== DOCUMENT TEXT ==

Water ice could provide a useful source of hydrogen and oxygen for rocket propellant, enabling human voyages further out into the Solar System. Oxygen, and water itself, could also sustain astronauts living in lunar bases.
The satellite is ready to launch after being loaded into the Space Launch System (SLS), which will be travelling to the Moon for the uncrewed Artemis I mission later this year.
Once deployed into lunar orbit, the IceCube will use miniature electric thrusters for propulsion and rely on ‘gravity assists’ from Earth and the Moon as it investigates the absorption and release of water from regolith, a fine soil which forms most of the surface. NASA aims to map the changes as they occur during the mission, which could last up to six months.

===

WORK TO COMPLETE
1 – Duplicate the passage on the lunar water ice satellite, starting at "The satellite is" and ending at "to six months.".
2 – In the passage on the lunar water ice satellite, how long could the mission last?
3 – Write the next part of the passage on the lunar water ice satellite, picking up after its final sentence.
The listing that follows the passage comes from a separate source.

== SUPPLIED INFORMATION ==

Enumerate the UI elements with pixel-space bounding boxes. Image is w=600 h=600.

===

IN RESPONSE
1 –
The satellite is ready to launch after being loaded into the Space Launch System (SLS), which will be travelling to the Moon for the uncrewed Artemis I mission later this year.
Once deployed into lunar orbit, the IceCube will use miniature electric thrusters for propulsion and rely on ‘gravity assists’ from Earth and the Moon as it investigates the absorption and release of water from regolith, a fine soil which forms most of the surface. NASA aims to map the changes as they occur during the mission, which could last up to six months.

2 – Up to six months.

3 –
The 14kg craft will also study the exosphere, a very thin atmosphere-like volume surrounding the Moon. By understanding the dynamics of water and other substances on the Moon, scientists aim to predict seasonal changes of lunar ice that could affect its use as a resource in the future.
The satellite was developed by Morehead State University in Kentucky, Busek Space Propulsion and Systems of Massachusetts, NASA’s Goddard Space Flight Centre in Greenbelt, Maryland, JPL, and NASA’s Katherine Johnson Independent Verification and Validation Facility in Fairmont, West Virginia.